◆ Stated exercise ◆
Write each record again exactly as it stands.

◆ Supplied data ◆

+ + + + +

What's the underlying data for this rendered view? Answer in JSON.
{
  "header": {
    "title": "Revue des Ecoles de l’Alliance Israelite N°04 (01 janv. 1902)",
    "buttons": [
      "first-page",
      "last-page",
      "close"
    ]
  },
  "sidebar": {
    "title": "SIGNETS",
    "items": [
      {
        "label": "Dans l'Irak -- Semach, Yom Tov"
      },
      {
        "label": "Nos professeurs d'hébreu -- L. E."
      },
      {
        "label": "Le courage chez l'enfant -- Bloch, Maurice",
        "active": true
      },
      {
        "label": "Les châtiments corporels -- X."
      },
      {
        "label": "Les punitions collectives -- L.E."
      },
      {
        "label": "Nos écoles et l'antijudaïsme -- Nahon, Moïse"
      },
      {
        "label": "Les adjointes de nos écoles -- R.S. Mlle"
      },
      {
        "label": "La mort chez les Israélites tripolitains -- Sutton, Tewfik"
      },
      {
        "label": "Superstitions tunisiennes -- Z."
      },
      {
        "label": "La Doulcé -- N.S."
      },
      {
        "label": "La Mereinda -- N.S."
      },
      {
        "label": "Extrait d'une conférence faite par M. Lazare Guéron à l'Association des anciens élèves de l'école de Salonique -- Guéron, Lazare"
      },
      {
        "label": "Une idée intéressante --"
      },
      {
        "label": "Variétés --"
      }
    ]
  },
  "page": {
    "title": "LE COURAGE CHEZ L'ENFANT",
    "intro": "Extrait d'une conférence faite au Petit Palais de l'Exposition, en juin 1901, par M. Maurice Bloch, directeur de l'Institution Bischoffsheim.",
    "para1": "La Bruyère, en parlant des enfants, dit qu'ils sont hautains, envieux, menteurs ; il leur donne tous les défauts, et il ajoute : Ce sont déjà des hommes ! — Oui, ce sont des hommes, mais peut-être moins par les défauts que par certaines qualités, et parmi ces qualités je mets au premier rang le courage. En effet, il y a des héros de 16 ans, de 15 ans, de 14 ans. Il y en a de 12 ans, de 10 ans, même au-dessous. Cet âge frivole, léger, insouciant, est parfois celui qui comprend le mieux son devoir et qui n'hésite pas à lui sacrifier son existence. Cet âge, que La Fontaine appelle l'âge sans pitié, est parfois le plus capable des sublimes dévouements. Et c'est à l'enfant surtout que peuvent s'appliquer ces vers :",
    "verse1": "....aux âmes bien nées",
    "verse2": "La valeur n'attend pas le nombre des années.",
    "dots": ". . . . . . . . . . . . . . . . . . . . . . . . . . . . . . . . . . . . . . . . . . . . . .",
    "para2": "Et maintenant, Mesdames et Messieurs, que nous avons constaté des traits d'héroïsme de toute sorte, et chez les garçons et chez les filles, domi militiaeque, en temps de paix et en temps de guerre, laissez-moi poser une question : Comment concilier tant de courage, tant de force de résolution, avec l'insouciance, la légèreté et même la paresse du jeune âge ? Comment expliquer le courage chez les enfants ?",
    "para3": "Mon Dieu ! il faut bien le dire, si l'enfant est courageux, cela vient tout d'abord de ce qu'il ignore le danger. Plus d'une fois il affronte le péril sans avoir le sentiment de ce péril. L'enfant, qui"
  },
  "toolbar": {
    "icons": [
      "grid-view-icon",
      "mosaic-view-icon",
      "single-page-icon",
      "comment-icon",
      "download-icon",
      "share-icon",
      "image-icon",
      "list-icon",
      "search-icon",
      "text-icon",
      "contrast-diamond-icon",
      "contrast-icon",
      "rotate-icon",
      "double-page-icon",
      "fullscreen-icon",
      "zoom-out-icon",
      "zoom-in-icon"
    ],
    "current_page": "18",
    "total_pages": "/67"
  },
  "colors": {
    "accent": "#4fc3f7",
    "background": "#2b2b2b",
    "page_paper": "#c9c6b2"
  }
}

+ + + + +

◆ Complete response ◆
What's the underlying data for this rendered view? Answer in JSON.
{
  "header": {
    "title": "Revue des Ecoles de l’Alliance Israelite N°04 (01 janv. 1902)",
    "buttons": [
      "first-page",
      "last-page",
      "close"
    ]
  },
  "sidebar": {
    "title": "SIGNETS",
    "items": [
      {
        "label": "Dans l'Irak -- Semach, Yom Tov"
      },
      {
        "label": "Nos professeurs d'hébreu -- L. E."
      },
      {
        "label": "Le courage chez l'enfant -- Bloch, Maurice",
        "active": true
      },
      {
        "label": "Les châtiments corporels -- X."
      },
      {
        "label": "Les punitions collectives -- L.E."
      },
      {
        "label": "Nos écoles et l'antijudaïsme -- Nahon, Moïse"
      },
      {
        "label": "Les adjointes de nos écoles -- R.S. Mlle"
      },
      {
        "label": "La mort chez les Israélites tripolitains -- Sutton, Tewfik"
      },
      {
        "label": "Superstitions tunisiennes -- Z."
      },
      {
        "label": "La Doulcé -- N.S."
      },
      {
        "label": "La Mereinda -- N.S."
      },
      {
        "label": "Extrait d'une conférence faite par M. Lazare Guéron à l'Association des anciens élèves de l'école de Salonique -- Guéron, Lazare"
      },
      {
        "label": "Une idée intéressante --"
      },
      {
        "label": "Variétés --"
      }
    ]
  },
  "page": {
    "title": "LE COURAGE CHEZ L'ENFANT",
    "intro": "Extrait d'une conférence faite au Petit Palais de l'Exposition, en juin 1901, par M. Maurice Bloch, directeur de l'Institution Bischoffsheim.",
    "para1": "La Bruyère, en parlant des enfants, dit qu'ils sont hautains, envieux, menteurs ; il leur donne tous les défauts, et il ajoute : Ce sont déjà des hommes ! — Oui, ce sont des hommes, mais peut-être moins par les défauts que par certaines qualités, et parmi ces qualités je mets au premier rang le courage. En effet, il y a des héros de 16 ans, de 15 ans, de 14 ans. Il y en a de 12 ans, de 10 ans, même au-dessous. Cet âge frivole, léger, insouciant, est parfois celui qui comprend le mieux son devoir et qui n'hésite pas à lui sacrifier son existence. Cet âge, que La Fontaine appelle l'âge sans pitié, est parfois le plus capable des sublimes dévouements. Et c'est à l'enfant surtout que peuvent s'appliquer ces vers :",
    "verse1": "....aux âmes bien nées",
    "verse2": "La valeur n'attend pas le nombre des années.",
    "dots": ". . . . . . . . . . . . . . . . . . . . . . . . . . . . . . . . . . . . . . . . . . . . . .",
    "para2": "Et maintenant, Mesdames et Messieurs, que nous avons constaté des traits d'héroïsme de toute sorte, et chez les garçons et chez les filles, domi militiaeque, en temps de paix et en temps de guerre, laissez-moi poser une question : Comment concilier tant de courage, tant de force de résolution, avec l'insouciance, la légèreté et même la paresse du jeune âge ? Comment expliquer le courage chez les enfants ?",
    "para3": "Mon Dieu ! il faut bien le dire, si l'enfant est courageux, cela vient tout d'abord de ce qu'il ignore le danger. Plus d'une fois il affronte le péril sans avoir le sentiment de ce péril. L'enfant, qui"
  },
  "toolbar": {
    "icons": [
      "grid-view-icon",
      "mosaic-view-icon",
      "single-page-icon",
      "comment-icon",
      "download-icon",
      "share-icon",
      "image-icon",
      "list-icon",
      "search-icon",
      "text-icon",
      "contrast-diamond-icon",
      "contrast-icon",
      "rotate-icon",
      "double-page-icon",
      "fullscreen-icon",
      "zoom-out-icon",
      "zoom-in-icon"
    ],
    "current_page": "18",
    "total_pages": "/67"
  },
  "colors": {
    "accent": "#4fc3f7",
    "background": "#2b2b2b",
    "page_paper": "#c9c6b2"
  }
}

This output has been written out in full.